YOUR OBJECTIVE. Copy every record exactly, and keep the pictures out.

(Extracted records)
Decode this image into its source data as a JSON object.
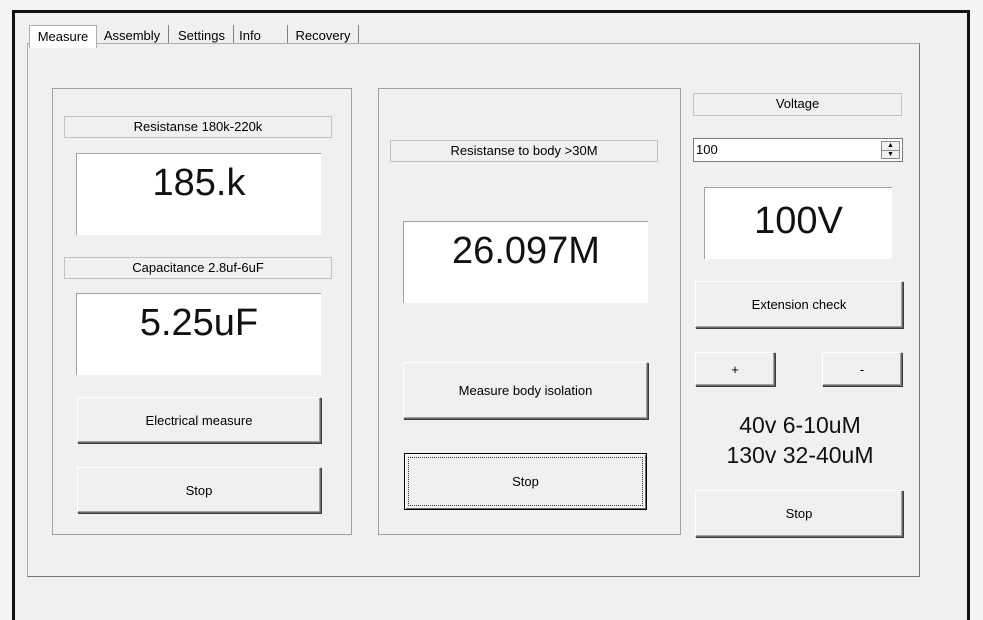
{
  "tabs": [
    {
      "label": "Measure",
      "active": true
    },
    {
      "label": "Assembly",
      "active": false
    },
    {
      "label": "Settings",
      "active": false
    },
    {
      "label": "Info",
      "active": false
    },
    {
      "label": "Recovery",
      "active": false
    }
  ],
  "left_panel": {
    "resistance_label": "Resistanse 180k-220k",
    "resistance_value": "185.k",
    "capacitance_label": "Capacitance 2.8uf-6uF",
    "capacitance_value": "5.25uF",
    "electrical_measure_button": "Electrical measure",
    "stop_button": "Stop"
  },
  "middle_panel": {
    "body_resistance_label": "Resistanse to body >30M",
    "body_resistance_value": "26.097M",
    "measure_body_isolation_button": "Measure body isolation",
    "stop_button": "Stop"
  },
  "right_panel": {
    "voltage_label": "Voltage",
    "voltage_input_value": "100",
    "voltage_display": "100V",
    "extension_check_button": "Extension check",
    "plus_button": "+",
    "minus_button": "-",
    "range_line_1": "40v 6-10uM",
    "range_line_2": "130v  32-40uM",
    "stop_button": "Stop"
  },
  "icons": {
    "spin_up": "spin-up-arrow-icon",
    "spin_down": "spin-down-arrow-icon"
  }
}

RIGHT ANSWER.
Decode this image into its source data as a JSON object.
{
  "tabs": [
    {
      "label": "Measure",
      "active": true
    },
    {
      "label": "Assembly",
      "active": false
    },
    {
      "label": "Settings",
      "active": false
    },
    {
      "label": "Info",
      "active": false
    },
    {
      "label": "Recovery",
      "active": false
    }
  ],
  "left_panel": {
    "resistance_label": "Resistanse 180k-220k",
    "resistance_value": "185.k",
    "capacitance_label": "Capacitance 2.8uf-6uF",
    "capacitance_value": "5.25uF",
    "electrical_measure_button": "Electrical measure",
    "stop_button": "Stop"
  },
  "middle_panel": {
    "body_resistance_label": "Resistanse to body >30M",
    "body_resistance_value": "26.097M",
    "measure_body_isolation_button": "Measure body isolation",
    "stop_button": "Stop"
  },
  "right_panel": {
    "voltage_label": "Voltage",
    "voltage_input_value": "100",
    "voltage_display": "100V",
    "extension_check_button": "Extension check",
    "plus_button": "+",
    "minus_button": "-",
    "range_line_1": "40v 6-10uM",
    "range_line_2": "130v  32-40uM",
    "stop_button": "Stop"
  },
  "icons": {
    "spin_up": "spin-up-arrow-icon",
    "spin_down": "spin-down-arrow-icon"
  }
}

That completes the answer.